What you have to do: Transcribe the entries that follow exactly as they appear, minus pictures.
····················
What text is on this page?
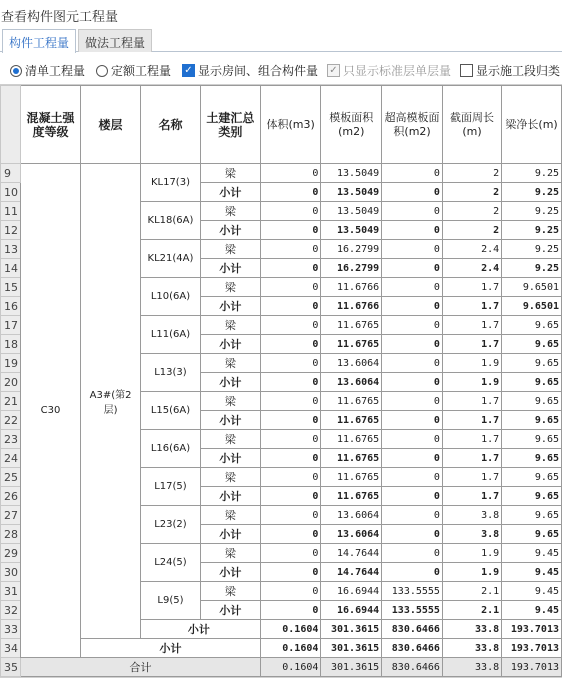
查看构件图元工程量
构件工程量	做法工程量
清单工程量 定额工程量 ✓ 显示房间、组合构件量 ✓ 只显示标准层单层量 显示施工段归类
	混凝土强度等级	楼层	名称	土建汇总类别	体积(m3)	模板面积(m2)	超高模板面积(m2)	截面周长(m)	梁净长(m)
9	C30	A3#(第2层)	KL17(3)	梁	0	13.5049	0	2	9.25
10				小计	0	13.5049	0	2	9.25
11			KL18(6A)	梁	0	13.5049	0	2	9.25
12				小计	0	13.5049	0	2	9.25
13			KL21(4A)	梁	0	16.2799	0	2.4	9.25
14				小计	0	16.2799	0	2.4	9.25
15			L10(6A)	梁	0	11.6766	0	1.7	9.6501
16				小计	0	11.6766	0	1.7	9.6501
17			L11(6A)	梁	0	11.6765	0	1.7	9.65
18				小计	0	11.6765	0	1.7	9.65
19			L13(3)	梁	0	13.6064	0	1.9	9.65
20				小计	0	13.6064	0	1.9	9.65
21			L15(6A)	梁	0	11.6765	0	1.7	9.65
22				小计	0	11.6765	0	1.7	9.65
23			L16(6A)	梁	0	11.6765	0	1.7	9.65
24				小计	0	11.6765	0	1.7	9.65
25			L17(5)	梁	0	11.6765	0	1.7	9.65
26				小计	0	11.6765	0	1.7	9.65
27			L23(2)	梁	0	13.6064	0	3.8	9.65
28				小计	0	13.6064	0	3.8	9.65
29			L24(5)	梁	0	14.7644	0	1.9	9.45
30				小计	0	14.7644	0	1.9	9.45
31			L9(5)	梁	0	16.6944	133.5555	2.1	9.45
32				小计	0	16.6944	133.5555	2.1	9.45
33			小计		0.1604	301.3615	830.6466	33.8	193.7013
34		小计			0.1604	301.3615	830.6466	33.8	193.7013
35	合计				0.1604	301.3615	830.6466	33.8	193.7013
····················
Solved exercise:
What text is on this page?
查看构件图元工程量
构件工程量	做法工程量
清单工程量 定额工程量 ✓ 显示房间、组合构件量 ✓ 只显示标准层单层量 显示施工段归类
	混凝土强度等级	楼层	名称	土建汇总类别	体积(m3)	模板面积(m2)	超高模板面积(m2)	截面周长(m)	梁净长(m)
9	C30	A3#(第2层)	KL17(3)	梁	0	13.5049	0	2	9.25
10				小计	0	13.5049	0	2	9.25
11			KL18(6A)	梁	0	13.5049	0	2	9.25
12				小计	0	13.5049	0	2	9.25
13			KL21(4A)	梁	0	16.2799	0	2.4	9.25
14				小计	0	16.2799	0	2.4	9.25
15			L10(6A)	梁	0	11.6766	0	1.7	9.6501
16				小计	0	11.6766	0	1.7	9.6501
17			L11(6A)	梁	0	11.6765	0	1.7	9.65
18				小计	0	11.6765	0	1.7	9.65
19			L13(3)	梁	0	13.6064	0	1.9	9.65
20				小计	0	13.6064	0	1.9	9.65
21			L15(6A)	梁	0	11.6765	0	1.7	9.65
22				小计	0	11.6765	0	1.7	9.65
23			L16(6A)	梁	0	11.6765	0	1.7	9.65
24				小计	0	11.6765	0	1.7	9.65
25			L17(5)	梁	0	11.6765	0	1.7	9.65
26				小计	0	11.6765	0	1.7	9.65
27			L23(2)	梁	0	13.6064	0	3.8	9.65
28				小计	0	13.6064	0	3.8	9.65
29			L24(5)	梁	0	14.7644	0	1.9	9.45
30				小计	0	14.7644	0	1.9	9.45
31			L9(5)	梁	0	16.6944	133.5555	2.1	9.45
32				小计	0	16.6944	133.5555	2.1	9.45
33			小计		0.1604	301.3615	830.6466	33.8	193.7013
34		小计			0.1604	301.3615	830.6466	33.8	193.7013
35	合计				0.1604	301.3615	830.6466	33.8	193.7013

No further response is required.